[Records from a collection of figures]
------------------------------------------------------------------------
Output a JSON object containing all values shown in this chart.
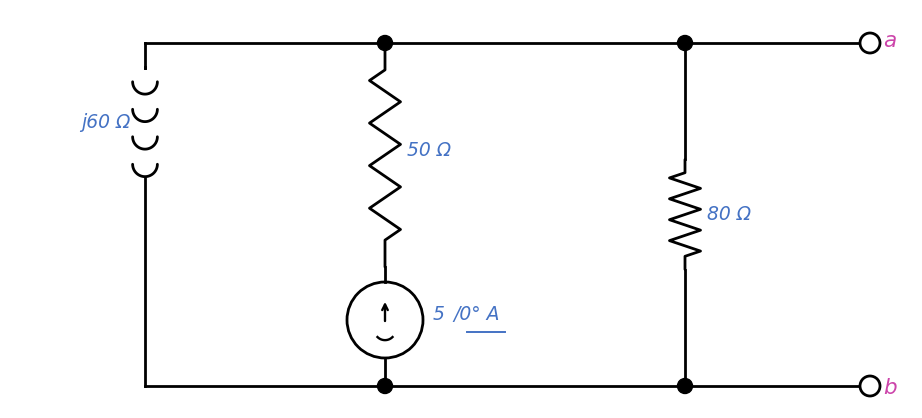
{
  "bg_color": "#ffffff",
  "line_color": "#000000",
  "label_color_blue": "#4472c4",
  "label_color_pink": "#cc44aa",
  "inductor_label": "j60 Ω",
  "resistor50_label": "50 Ω",
  "resistor80_label": "80 Ω",
  "terminal_a": "a",
  "terminal_b": "b",
  "fig_width": 9.22,
  "fig_height": 4.18,
  "dpi": 100
}
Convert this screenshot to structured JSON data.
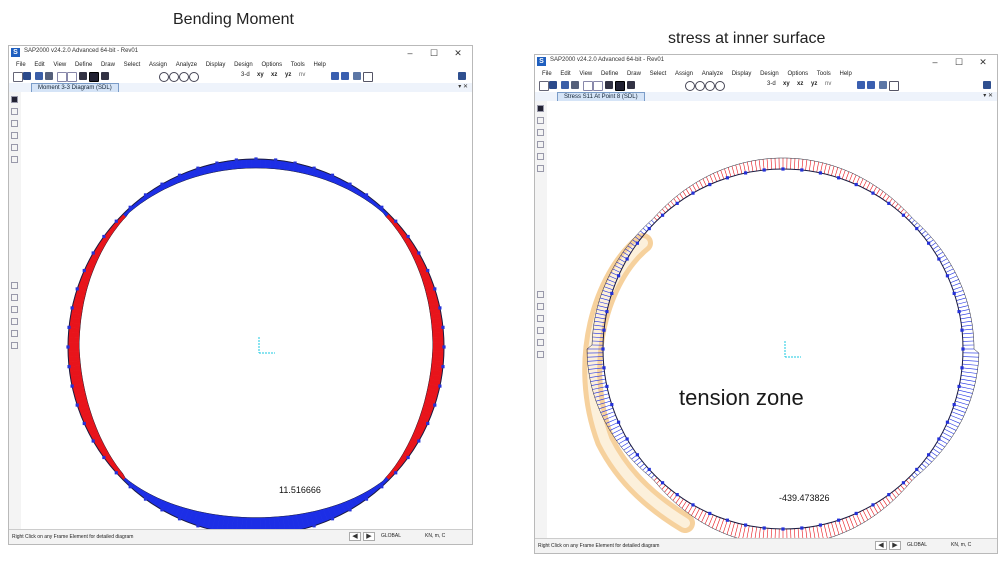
{
  "captions": {
    "left": "Bending Moment",
    "right": "stress at inner surface"
  },
  "app": {
    "title": "SAP2000 v24.2.0 Advanced 64-bit - Rev01",
    "icon_letter": "S",
    "window_controls": [
      "–",
      "☐",
      "✕"
    ]
  },
  "menu": [
    "File",
    "Edit",
    "View",
    "Define",
    "Draw",
    "Select",
    "Assign",
    "Analyze",
    "Display",
    "Design",
    "Options",
    "Tools",
    "Help"
  ],
  "toolbar": {
    "view_labels": [
      "3-d",
      "xy",
      "xz",
      "yz",
      "nv"
    ]
  },
  "windows": [
    {
      "tab": "Moment 3-3 Diagram (SDL)",
      "value_label": "11.516666",
      "status": "Right Click on any Frame Element for detailed diagram",
      "coord_system": "GLOBAL",
      "units": "KN, m, C"
    },
    {
      "tab": "Stress S11 At Point 8 (SDL)",
      "value_label": "-439.473826",
      "annotation": "tension zone",
      "status": "Right Click on any Frame Element for detailed diagram",
      "coord_system": "GLOBAL",
      "units": "KN, m, C"
    }
  ],
  "colors": {
    "positive": "#e8141b",
    "negative": "#1c2ee6",
    "highlight": "#f5c98c",
    "axis": "#19c9e0"
  }
}
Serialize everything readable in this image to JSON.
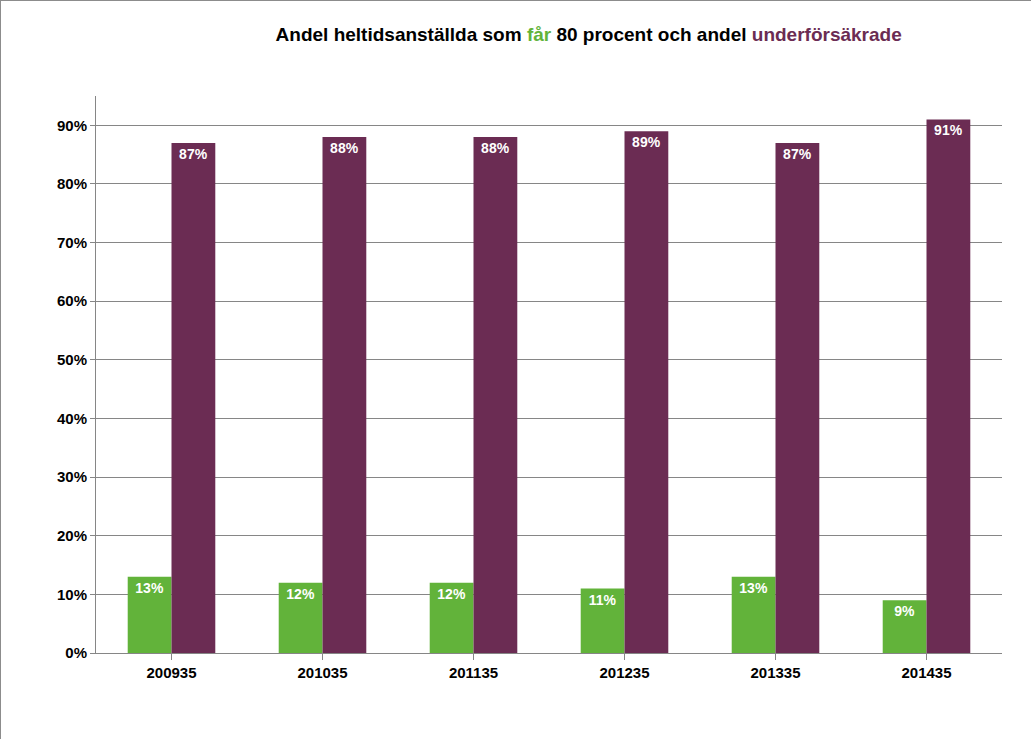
{
  "chart_data": {
    "type": "bar",
    "title": "Andel heltidsanställda som får 80 procent och andel underförsäkrade",
    "categories": [
      "200935",
      "201035",
      "201135",
      "201235",
      "201335",
      "201435"
    ],
    "series": [
      {
        "name": "får",
        "color": "#62b33a",
        "values": [
          13,
          12,
          12,
          11,
          13,
          9
        ],
        "value_labels": [
          "13%",
          "12%",
          "12%",
          "11%",
          "13%",
          "9%"
        ]
      },
      {
        "name": "underförsäkrade",
        "color": "#6b2c53",
        "values": [
          87,
          88,
          88,
          89,
          87,
          91
        ],
        "value_labels": [
          "87%",
          "88%",
          "88%",
          "89%",
          "87%",
          "91%"
        ]
      }
    ],
    "ylim": [
      0,
      95
    ],
    "yticks": [
      {
        "value": 0,
        "label": "0%"
      },
      {
        "value": 10,
        "label": "10%"
      },
      {
        "value": 20,
        "label": "20%"
      },
      {
        "value": 30,
        "label": "30%"
      },
      {
        "value": 40,
        "label": "40%"
      },
      {
        "value": 50,
        "label": "50%"
      },
      {
        "value": 60,
        "label": "60%"
      },
      {
        "value": 70,
        "label": "70%"
      },
      {
        "value": 80,
        "label": "80%"
      },
      {
        "value": 90,
        "label": "90%"
      }
    ],
    "grid": true,
    "data_labels": true
  }
}
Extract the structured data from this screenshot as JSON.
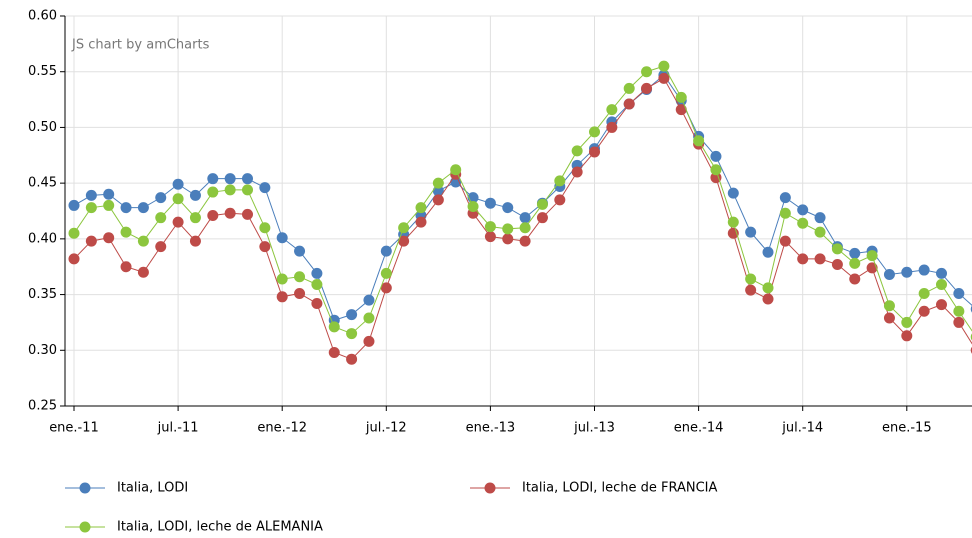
{
  "chart_data": {
    "type": "line",
    "annotation": "JS chart by amCharts",
    "categories": [
      "ene.-11",
      null,
      null,
      null,
      null,
      null,
      "jul.-11",
      null,
      null,
      null,
      null,
      null,
      "ene.-12",
      null,
      null,
      null,
      null,
      null,
      "jul.-12",
      null,
      null,
      null,
      null,
      null,
      "ene.-13",
      null,
      null,
      null,
      null,
      null,
      "jul.-13",
      null,
      null,
      null,
      null,
      null,
      "ene.-14",
      null,
      null,
      null,
      null,
      null,
      "jul.-14",
      null,
      null,
      null,
      null,
      null,
      "ene.-15",
      null,
      null,
      null,
      null
    ],
    "series": [
      {
        "name": "Italia, LODI",
        "color": "#4a7ebb",
        "values": [
          0.43,
          0.439,
          0.44,
          0.428,
          0.428,
          0.437,
          0.449,
          0.439,
          0.454,
          0.454,
          0.454,
          0.446,
          0.401,
          0.389,
          0.369,
          0.327,
          0.332,
          0.345,
          0.389,
          0.404,
          0.421,
          0.443,
          0.451,
          0.437,
          0.432,
          0.428,
          0.419,
          0.432,
          0.447,
          0.466,
          0.481,
          0.505,
          0.521,
          0.534,
          0.547,
          0.524,
          0.492,
          0.474,
          0.441,
          0.406,
          0.388,
          0.437,
          0.426,
          0.419,
          0.393,
          0.387,
          0.389,
          0.368,
          0.37,
          0.372,
          0.369,
          0.351,
          0.337
        ]
      },
      {
        "name": "Italia, LODI, leche de FRANCIA",
        "color": "#be4b48",
        "values": [
          0.382,
          0.398,
          0.401,
          0.375,
          0.37,
          0.393,
          0.415,
          0.398,
          0.421,
          0.423,
          0.422,
          0.393,
          0.348,
          0.351,
          0.342,
          0.298,
          0.292,
          0.308,
          0.356,
          0.398,
          0.415,
          0.435,
          0.458,
          0.423,
          0.402,
          0.4,
          0.398,
          0.419,
          0.435,
          0.46,
          0.478,
          0.5,
          0.521,
          0.535,
          0.544,
          0.516,
          0.485,
          0.455,
          0.405,
          0.354,
          0.346,
          0.398,
          0.382,
          0.382,
          0.377,
          0.364,
          0.374,
          0.329,
          0.313,
          0.335,
          0.341,
          0.325,
          0.3
        ]
      },
      {
        "name": "Italia, LODI, leche de ALEMANIA",
        "color": "#8cc63e",
        "values": [
          0.405,
          0.428,
          0.43,
          0.406,
          0.398,
          0.419,
          0.436,
          0.419,
          0.442,
          0.444,
          0.444,
          0.41,
          0.364,
          0.366,
          0.359,
          0.321,
          0.315,
          0.329,
          0.369,
          0.41,
          0.428,
          0.45,
          0.462,
          0.429,
          0.411,
          0.409,
          0.41,
          0.431,
          0.452,
          0.479,
          0.496,
          0.516,
          0.535,
          0.55,
          0.555,
          0.527,
          0.488,
          0.462,
          0.415,
          0.364,
          0.356,
          0.423,
          0.414,
          0.406,
          0.391,
          0.378,
          0.385,
          0.34,
          0.325,
          0.351,
          0.359,
          0.335,
          0.312
        ]
      }
    ],
    "ylim": [
      0.25,
      0.6
    ],
    "yticks": [
      0.25,
      {
        "value": 0.3,
        "label": "0.30"
      },
      0.35,
      {
        "value": 0.4,
        "label": "0.40"
      },
      0.45,
      {
        "value": 0.5,
        "label": "0.50"
      },
      0.55,
      {
        "value": 0.6,
        "label": "0.60"
      }
    ],
    "grid": true,
    "legend": "bottom"
  }
}
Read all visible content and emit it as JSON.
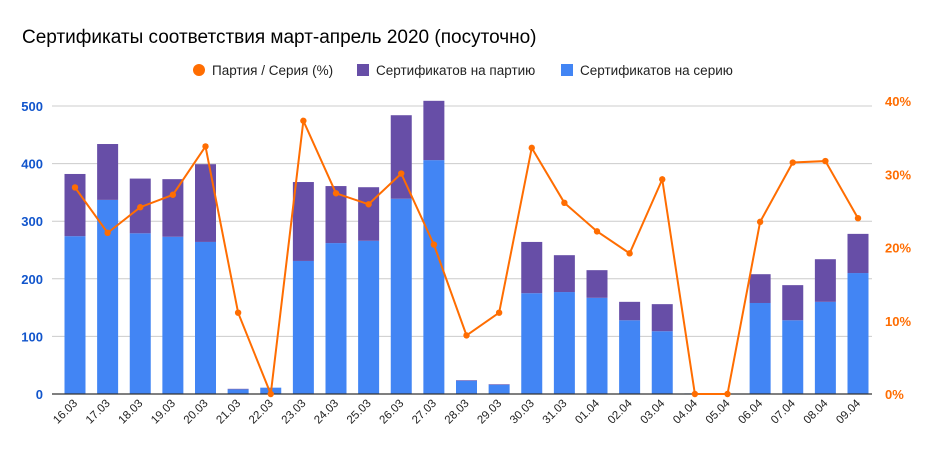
------------------------------------------------------------------------
▶ **GIVEN REQUEST**
Can you retype every record above exactly, leaving out the pictures?

▶ **SOLUTION**
Output a JSON object containing all values shown in this chart.
{
  "bg_color": "#ffffff",
  "line_color": "#000000",
  "label_color_blue": "#4472c4",
  "label_color_pink": "#cc44aa",
  "inductor_label": "j60 Ω",
  "resistor50_label": "50 Ω",
  "resistor80_label": "80 Ω",
  "terminal_a": "a",
  "terminal_b": "b",
  "fig_width": 9.22,
  "fig_height": 4.18,
  "dpi": 100
}
Convert this screenshot to structured JSON data.
{
  "captions": {
    "left": "Bending Moment",
    "right": "stress at inner surface"
  },
  "app": {
    "title": "SAP2000 v24.2.0 Advanced 64-bit - Rev01",
    "icon_letter": "S",
    "window_controls": [
      "–",
      "☐",
      "✕"
    ]
  },
  "menu": [
    "File",
    "Edit",
    "View",
    "Define",
    "Draw",
    "Select",
    "Assign",
    "Analyze",
    "Display",
    "Design",
    "Options",
    "Tools",
    "Help"
  ],
  "toolbar": {
    "view_labels": [
      "3-d",
      "xy",
      "xz",
      "yz",
      "nv"
    ]
  },
  "windows": [
    {
      "tab": "Moment 3-3 Diagram (SDL)",
      "value_label": "11.516666",
      "status": "Right Click on any Frame Element for detailed diagram",
      "coord_system": "GLOBAL",
      "units": "KN, m, C"
    },
    {
      "tab": "Stress S11 At Point 8 (SDL)",
      "value_label": "-439.473826",
      "annotation": "tension zone",
      "status": "Right Click on any Frame Element for detailed diagram",
      "coord_system": "GLOBAL",
      "units": "KN, m, C"
    }
  ],
  "colors": {
    "positive": "#e8141b",
    "negative": "#1c2ee6",
    "highlight": "#f5c98c",
    "axis": "#19c9e0"
  }
}
Serialize everything readable in this image to JSON.
{
  "chart_data": {
    "type": "bar",
    "title": "Andel heltidsanställda som får 80 procent och andel underförsäkrade",
    "categories": [
      "200935",
      "201035",
      "201135",
      "201235",
      "201335",
      "201435"
    ],
    "series": [
      {
        "name": "får",
        "color": "#62b33a",
        "values": [
          13,
          12,
          12,
          11,
          13,
          9
        ],
        "value_labels": [
          "13%",
          "12%",
          "12%",
          "11%",
          "13%",
          "9%"
        ]
      },
      {
        "name": "underförsäkrade",
        "color": "#6b2c53",
        "values": [
          87,
          88,
          88,
          89,
          87,
          91
        ],
        "value_labels": [
          "87%",
          "88%",
          "88%",
          "89%",
          "87%",
          "91%"
        ]
      }
    ],
    "ylim": [
      0,
      95
    ],
    "yticks": [
      {
        "value": 0,
        "label": "0%"
      },
      {
        "value": 10,
        "label": "10%"
      },
      {
        "value": 20,
        "label": "20%"
      },
      {
        "value": 30,
        "label": "30%"
      },
      {
        "value": 40,
        "label": "40%"
      },
      {
        "value": 50,
        "label": "50%"
      },
      {
        "value": 60,
        "label": "60%"
      },
      {
        "value": 70,
        "label": "70%"
      },
      {
        "value": 80,
        "label": "80%"
      },
      {
        "value": 90,
        "label": "90%"
      }
    ],
    "grid": true,
    "data_labels": true
  }
}
Extract the structured data from this screenshot as JSON.
{
  "chart_data": {
    "type": "line",
    "annotation": "JS chart by amCharts",
    "categories": [
      "ene.-11",
      null,
      null,
      null,
      null,
      null,
      "jul.-11",
      null,
      null,
      null,
      null,
      null,
      "ene.-12",
      null,
      null,
      null,
      null,
      null,
      "jul.-12",
      null,
      null,
      null,
      null,
      null,
      "ene.-13",
      null,
      null,
      null,
      null,
      null,
      "jul.-13",
      null,
      null,
      null,
      null,
      null,
      "ene.-14",
      null,
      null,
      null,
      null,
      null,
      "jul.-14",
      null,
      null,
      null,
      null,
      null,
      "ene.-15",
      null,
      null,
      null,
      null
    ],
    "series": [
      {
        "name": "Italia, LODI",
        "color": "#4a7ebb",
        "values": [
          0.43,
          0.439,
          0.44,
          0.428,
          0.428,
          0.437,
          0.449,
          0.439,
          0.454,
          0.454,
          0.454,
          0.446,
          0.401,
          0.389,
          0.369,
          0.327,
          0.332,
          0.345,
          0.389,
          0.404,
          0.421,
          0.443,
          0.451,
          0.437,
          0.432,
          0.428,
          0.419,
          0.432,
          0.447,
          0.466,
          0.481,
          0.505,
          0.521,
          0.534,
          0.547,
          0.524,
          0.492,
          0.474,
          0.441,
          0.406,
          0.388,
          0.437,
          0.426,
          0.419,
          0.393,
          0.387,
          0.389,
          0.368,
          0.37,
          0.372,
          0.369,
          0.351,
          0.337
        ]
      },
      {
        "name": "Italia, LODI, leche de FRANCIA",
        "color": "#be4b48",
        "values": [
          0.382,
          0.398,
          0.401,
          0.375,
          0.37,
          0.393,
          0.415,
          0.398,
          0.421,
          0.423,
          0.422,
          0.393,
          0.348,
          0.351,
          0.342,
          0.298,
          0.292,
          0.308,
          0.356,
          0.398,
          0.415,
          0.435,
          0.458,
          0.423,
          0.402,
          0.4,
          0.398,
          0.419,
          0.435,
          0.46,
          0.478,
          0.5,
          0.521,
          0.535,
          0.544,
          0.516,
          0.485,
          0.455,
          0.405,
          0.354,
          0.346,
          0.398,
          0.382,
          0.382,
          0.377,
          0.364,
          0.374,
          0.329,
          0.313,
          0.335,
          0.341,
          0.325,
          0.3
        ]
      },
      {
        "name": "Italia, LODI, leche de ALEMANIA",
        "color": "#8cc63e",
        "values": [
          0.405,
          0.428,
          0.43,
          0.406,
          0.398,
          0.419,
          0.436,
          0.419,
          0.442,
          0.444,
          0.444,
          0.41,
          0.364,
          0.366,
          0.359,
          0.321,
          0.315,
          0.329,
          0.369,
          0.41,
          0.428,
          0.45,
          0.462,
          0.429,
          0.411,
          0.409,
          0.41,
          0.431,
          0.452,
          0.479,
          0.496,
          0.516,
          0.535,
          0.55,
          0.555,
          0.527,
          0.488,
          0.462,
          0.415,
          0.364,
          0.356,
          0.423,
          0.414,
          0.406,
          0.391,
          0.378,
          0.385,
          0.34,
          0.325,
          0.351,
          0.359,
          0.335,
          0.312
        ]
      }
    ],
    "ylim": [
      0.25,
      0.6
    ],
    "yticks": [
      0.25,
      {
        "value": 0.3,
        "label": "0.30"
      },
      0.35,
      {
        "value": 0.4,
        "label": "0.40"
      },
      0.45,
      {
        "value": 0.5,
        "label": "0.50"
      },
      0.55,
      {
        "value": 0.6,
        "label": "0.60"
      }
    ],
    "grid": true,
    "legend": "bottom"
  }
}
Read all visible content and emit it as JSON.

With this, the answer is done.